▶ **What is being asked**:
Can you write out all of the material below, word for word?

▶ **Supplied records**:
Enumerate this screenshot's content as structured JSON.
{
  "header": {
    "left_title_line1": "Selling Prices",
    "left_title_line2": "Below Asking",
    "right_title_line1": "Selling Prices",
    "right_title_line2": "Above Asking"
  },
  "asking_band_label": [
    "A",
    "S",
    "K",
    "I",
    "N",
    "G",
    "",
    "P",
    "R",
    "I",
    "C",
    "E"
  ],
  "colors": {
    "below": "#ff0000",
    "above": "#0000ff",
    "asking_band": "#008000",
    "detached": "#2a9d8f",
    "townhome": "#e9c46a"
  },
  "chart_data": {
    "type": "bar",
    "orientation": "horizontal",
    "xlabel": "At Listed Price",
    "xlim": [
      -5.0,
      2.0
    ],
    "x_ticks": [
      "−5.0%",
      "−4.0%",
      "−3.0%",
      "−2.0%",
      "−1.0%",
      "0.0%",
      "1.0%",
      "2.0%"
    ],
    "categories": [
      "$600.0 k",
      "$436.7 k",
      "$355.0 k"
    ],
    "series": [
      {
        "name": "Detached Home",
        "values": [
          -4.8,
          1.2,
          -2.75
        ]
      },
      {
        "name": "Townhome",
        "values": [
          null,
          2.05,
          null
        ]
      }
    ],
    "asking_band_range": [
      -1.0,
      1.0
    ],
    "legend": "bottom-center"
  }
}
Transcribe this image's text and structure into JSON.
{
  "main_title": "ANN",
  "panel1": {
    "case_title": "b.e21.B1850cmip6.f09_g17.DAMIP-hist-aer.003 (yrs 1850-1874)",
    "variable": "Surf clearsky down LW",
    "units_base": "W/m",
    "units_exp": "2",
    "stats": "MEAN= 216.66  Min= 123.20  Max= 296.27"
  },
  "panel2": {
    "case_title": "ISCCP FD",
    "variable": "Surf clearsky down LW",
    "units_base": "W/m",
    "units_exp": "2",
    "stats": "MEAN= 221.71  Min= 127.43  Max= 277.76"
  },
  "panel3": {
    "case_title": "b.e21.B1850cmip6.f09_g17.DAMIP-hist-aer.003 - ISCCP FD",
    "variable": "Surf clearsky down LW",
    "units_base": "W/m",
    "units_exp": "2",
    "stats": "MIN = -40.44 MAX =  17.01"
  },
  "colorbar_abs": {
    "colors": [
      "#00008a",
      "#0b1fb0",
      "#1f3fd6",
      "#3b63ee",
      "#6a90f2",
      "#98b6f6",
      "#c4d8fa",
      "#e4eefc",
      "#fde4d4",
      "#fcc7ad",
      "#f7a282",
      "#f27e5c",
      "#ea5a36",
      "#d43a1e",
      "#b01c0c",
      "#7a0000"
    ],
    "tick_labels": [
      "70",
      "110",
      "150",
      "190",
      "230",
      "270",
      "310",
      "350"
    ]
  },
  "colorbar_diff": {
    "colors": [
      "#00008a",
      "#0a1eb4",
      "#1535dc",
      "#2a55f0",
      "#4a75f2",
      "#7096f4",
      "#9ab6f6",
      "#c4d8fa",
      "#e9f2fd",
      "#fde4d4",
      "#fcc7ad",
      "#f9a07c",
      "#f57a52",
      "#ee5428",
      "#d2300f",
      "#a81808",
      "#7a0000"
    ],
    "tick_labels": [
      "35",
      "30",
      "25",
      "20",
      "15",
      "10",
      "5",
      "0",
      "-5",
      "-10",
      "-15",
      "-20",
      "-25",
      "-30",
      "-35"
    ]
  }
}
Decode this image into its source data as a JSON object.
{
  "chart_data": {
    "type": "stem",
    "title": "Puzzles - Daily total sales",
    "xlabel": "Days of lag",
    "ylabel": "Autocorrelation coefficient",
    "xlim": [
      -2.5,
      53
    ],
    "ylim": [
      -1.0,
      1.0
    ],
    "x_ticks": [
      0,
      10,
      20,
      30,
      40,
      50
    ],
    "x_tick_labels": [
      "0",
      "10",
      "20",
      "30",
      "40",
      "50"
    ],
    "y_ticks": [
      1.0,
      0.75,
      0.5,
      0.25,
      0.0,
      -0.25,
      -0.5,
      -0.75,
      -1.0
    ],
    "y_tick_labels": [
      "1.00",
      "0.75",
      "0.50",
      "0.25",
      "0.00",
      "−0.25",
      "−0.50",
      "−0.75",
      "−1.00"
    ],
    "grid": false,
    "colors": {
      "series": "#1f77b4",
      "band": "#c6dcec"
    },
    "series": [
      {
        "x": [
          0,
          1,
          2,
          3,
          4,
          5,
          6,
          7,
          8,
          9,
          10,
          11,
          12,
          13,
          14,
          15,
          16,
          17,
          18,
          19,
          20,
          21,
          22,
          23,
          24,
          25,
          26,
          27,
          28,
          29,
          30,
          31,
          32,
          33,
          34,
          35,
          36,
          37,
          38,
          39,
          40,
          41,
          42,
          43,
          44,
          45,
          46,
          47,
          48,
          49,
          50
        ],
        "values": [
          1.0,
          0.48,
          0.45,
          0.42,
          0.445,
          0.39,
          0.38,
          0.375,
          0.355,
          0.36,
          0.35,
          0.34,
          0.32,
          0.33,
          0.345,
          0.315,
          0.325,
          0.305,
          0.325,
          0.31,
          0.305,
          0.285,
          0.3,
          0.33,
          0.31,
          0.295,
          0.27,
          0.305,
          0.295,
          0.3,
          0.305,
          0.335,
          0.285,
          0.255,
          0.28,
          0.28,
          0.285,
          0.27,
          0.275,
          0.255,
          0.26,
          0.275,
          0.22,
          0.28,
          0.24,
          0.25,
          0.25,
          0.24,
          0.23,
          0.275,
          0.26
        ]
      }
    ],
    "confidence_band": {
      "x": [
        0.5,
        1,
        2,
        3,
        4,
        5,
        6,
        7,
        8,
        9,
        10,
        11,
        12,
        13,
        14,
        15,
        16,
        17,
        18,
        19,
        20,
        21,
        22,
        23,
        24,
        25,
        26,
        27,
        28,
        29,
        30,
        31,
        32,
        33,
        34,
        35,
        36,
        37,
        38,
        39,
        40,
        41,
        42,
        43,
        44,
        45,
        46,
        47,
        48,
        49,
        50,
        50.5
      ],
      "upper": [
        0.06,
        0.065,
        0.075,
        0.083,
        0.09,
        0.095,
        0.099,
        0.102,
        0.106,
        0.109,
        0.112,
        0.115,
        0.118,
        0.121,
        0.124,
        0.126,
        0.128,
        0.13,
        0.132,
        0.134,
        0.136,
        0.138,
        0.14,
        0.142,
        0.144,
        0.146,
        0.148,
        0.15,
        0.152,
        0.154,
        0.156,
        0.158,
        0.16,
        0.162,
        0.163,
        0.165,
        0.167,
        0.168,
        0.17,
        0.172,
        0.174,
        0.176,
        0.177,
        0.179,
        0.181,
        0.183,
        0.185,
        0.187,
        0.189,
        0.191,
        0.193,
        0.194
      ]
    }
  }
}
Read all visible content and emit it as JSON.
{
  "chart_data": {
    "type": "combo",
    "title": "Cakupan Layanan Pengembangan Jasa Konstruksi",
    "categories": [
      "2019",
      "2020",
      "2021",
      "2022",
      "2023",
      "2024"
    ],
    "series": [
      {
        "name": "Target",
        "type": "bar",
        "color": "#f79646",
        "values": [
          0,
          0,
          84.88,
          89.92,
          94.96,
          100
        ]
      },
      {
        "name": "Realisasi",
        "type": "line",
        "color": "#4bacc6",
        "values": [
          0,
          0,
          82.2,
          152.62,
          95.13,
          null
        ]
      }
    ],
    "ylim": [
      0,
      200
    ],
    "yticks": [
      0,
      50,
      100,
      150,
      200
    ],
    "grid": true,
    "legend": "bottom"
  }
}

▶ **Exercise solution**:
Enumerate this screenshot's content as structured JSON.
{
  "header": {
    "left_title_line1": "Selling Prices",
    "left_title_line2": "Below Asking",
    "right_title_line1": "Selling Prices",
    "right_title_line2": "Above Asking"
  },
  "asking_band_label": [
    "A",
    "S",
    "K",
    "I",
    "N",
    "G",
    "",
    "P",
    "R",
    "I",
    "C",
    "E"
  ],
  "colors": {
    "below": "#ff0000",
    "above": "#0000ff",
    "asking_band": "#008000",
    "detached": "#2a9d8f",
    "townhome": "#e9c46a"
  },
  "chart_data": {
    "type": "bar",
    "orientation": "horizontal",
    "xlabel": "At Listed Price",
    "xlim": [
      -5.0,
      2.0
    ],
    "x_ticks": [
      "−5.0%",
      "−4.0%",
      "−3.0%",
      "−2.0%",
      "−1.0%",
      "0.0%",
      "1.0%",
      "2.0%"
    ],
    "categories": [
      "$600.0 k",
      "$436.7 k",
      "$355.0 k"
    ],
    "series": [
      {
        "name": "Detached Home",
        "values": [
          -4.8,
          1.2,
          -2.75
        ]
      },
      {
        "name": "Townhome",
        "values": [
          null,
          2.05,
          null
        ]
      }
    ],
    "asking_band_range": [
      -1.0,
      1.0
    ],
    "legend": "bottom-center"
  }
}
Transcribe this image's text and structure into JSON.
{
  "main_title": "ANN",
  "panel1": {
    "case_title": "b.e21.B1850cmip6.f09_g17.DAMIP-hist-aer.003 (yrs 1850-1874)",
    "variable": "Surf clearsky down LW",
    "units_base": "W/m",
    "units_exp": "2",
    "stats": "MEAN= 216.66  Min= 123.20  Max= 296.27"
  },
  "panel2": {
    "case_title": "ISCCP FD",
    "variable": "Surf clearsky down LW",
    "units_base": "W/m",
    "units_exp": "2",
    "stats": "MEAN= 221.71  Min= 127.43  Max= 277.76"
  },
  "panel3": {
    "case_title": "b.e21.B1850cmip6.f09_g17.DAMIP-hist-aer.003 - ISCCP FD",
    "variable": "Surf clearsky down LW",
    "units_base": "W/m",
    "units_exp": "2",
    "stats": "MIN = -40.44 MAX =  17.01"
  },
  "colorbar_abs": {
    "colors": [
      "#00008a",
      "#0b1fb0",
      "#1f3fd6",
      "#3b63ee",
      "#6a90f2",
      "#98b6f6",
      "#c4d8fa",
      "#e4eefc",
      "#fde4d4",
      "#fcc7ad",
      "#f7a282",
      "#f27e5c",
      "#ea5a36",
      "#d43a1e",
      "#b01c0c",
      "#7a0000"
    ],
    "tick_labels": [
      "70",
      "110",
      "150",
      "190",
      "230",
      "270",
      "310",
      "350"
    ]
  },
  "colorbar_diff": {
    "colors": [
      "#00008a",
      "#0a1eb4",
      "#1535dc",
      "#2a55f0",
      "#4a75f2",
      "#7096f4",
      "#9ab6f6",
      "#c4d8fa",
      "#e9f2fd",
      "#fde4d4",
      "#fcc7ad",
      "#f9a07c",
      "#f57a52",
      "#ee5428",
      "#d2300f",
      "#a81808",
      "#7a0000"
    ],
    "tick_labels": [
      "35",
      "30",
      "25",
      "20",
      "15",
      "10",
      "5",
      "0",
      "-5",
      "-10",
      "-15",
      "-20",
      "-25",
      "-30",
      "-35"
    ]
  }
}
Decode this image into its source data as a JSON object.
{
  "chart_data": {
    "type": "stem",
    "title": "Puzzles - Daily total sales",
    "xlabel": "Days of lag",
    "ylabel": "Autocorrelation coefficient",
    "xlim": [
      -2.5,
      53
    ],
    "ylim": [
      -1.0,
      1.0
    ],
    "x_ticks": [
      0,
      10,
      20,
      30,
      40,
      50
    ],
    "x_tick_labels": [
      "0",
      "10",
      "20",
      "30",
      "40",
      "50"
    ],
    "y_ticks": [
      1.0,
      0.75,
      0.5,
      0.25,
      0.0,
      -0.25,
      -0.5,
      -0.75,
      -1.0
    ],
    "y_tick_labels": [
      "1.00",
      "0.75",
      "0.50",
      "0.25",
      "0.00",
      "−0.25",
      "−0.50",
      "−0.75",
      "−1.00"
    ],
    "grid": false,
    "colors": {
      "series": "#1f77b4",
      "band": "#c6dcec"
    },
    "series": [
      {
        "x": [
          0,
          1,
          2,
          3,
          4,
          5,
          6,
          7,
          8,
          9,
          10,
          11,
          12,
          13,
          14,
          15,
          16,
          17,
          18,
          19,
          20,
          21,
          22,
          23,
          24,
          25,
          26,
          27,
          28,
          29,
          30,
          31,
          32,
          33,
          34,
          35,
          36,
          37,
          38,
          39,
          40,
          41,
          42,
          43,
          44,
          45,
          46,
          47,
          48,
          49,
          50
        ],
        "values": [
          1.0,
          0.48,
          0.45,
          0.42,
          0.445,
          0.39,
          0.38,
          0.375,
          0.355,
          0.36,
          0.35,
          0.34,
          0.32,
          0.33,
          0.345,
          0.315,
          0.325,
          0.305,
          0.325,
          0.31,
          0.305,
          0.285,
          0.3,
          0.33,
          0.31,
          0.295,
          0.27,
          0.305,
          0.295,
          0.3,
          0.305,
          0.335,
          0.285,
          0.255,
          0.28,
          0.28,
          0.285,
          0.27,
          0.275,
          0.255,
          0.26,
          0.275,
          0.22,
          0.28,
          0.24,
          0.25,
          0.25,
          0.24,
          0.23,
          0.275,
          0.26
        ]
      }
    ],
    "confidence_band": {
      "x": [
        0.5,
        1,
        2,
        3,
        4,
        5,
        6,
        7,
        8,
        9,
        10,
        11,
        12,
        13,
        14,
        15,
        16,
        17,
        18,
        19,
        20,
        21,
        22,
        23,
        24,
        25,
        26,
        27,
        28,
        29,
        30,
        31,
        32,
        33,
        34,
        35,
        36,
        37,
        38,
        39,
        40,
        41,
        42,
        43,
        44,
        45,
        46,
        47,
        48,
        49,
        50,
        50.5
      ],
      "upper": [
        0.06,
        0.065,
        0.075,
        0.083,
        0.09,
        0.095,
        0.099,
        0.102,
        0.106,
        0.109,
        0.112,
        0.115,
        0.118,
        0.121,
        0.124,
        0.126,
        0.128,
        0.13,
        0.132,
        0.134,
        0.136,
        0.138,
        0.14,
        0.142,
        0.144,
        0.146,
        0.148,
        0.15,
        0.152,
        0.154,
        0.156,
        0.158,
        0.16,
        0.162,
        0.163,
        0.165,
        0.167,
        0.168,
        0.17,
        0.172,
        0.174,
        0.176,
        0.177,
        0.179,
        0.181,
        0.183,
        0.185,
        0.187,
        0.189,
        0.191,
        0.193,
        0.194
      ]
    }
  }
}
Read all visible content and emit it as JSON.
{
  "chart_data": {
    "type": "combo",
    "title": "Cakupan Layanan Pengembangan Jasa Konstruksi",
    "categories": [
      "2019",
      "2020",
      "2021",
      "2022",
      "2023",
      "2024"
    ],
    "series": [
      {
        "name": "Target",
        "type": "bar",
        "color": "#f79646",
        "values": [
          0,
          0,
          84.88,
          89.92,
          94.96,
          100
        ]
      },
      {
        "name": "Realisasi",
        "type": "line",
        "color": "#4bacc6",
        "values": [
          0,
          0,
          82.2,
          152.62,
          95.13,
          null
        ]
      }
    ],
    "ylim": [
      0,
      200
    ],
    "yticks": [
      0,
      50,
      100,
      150,
      200
    ],
    "grid": true,
    "legend": "bottom"
  }
}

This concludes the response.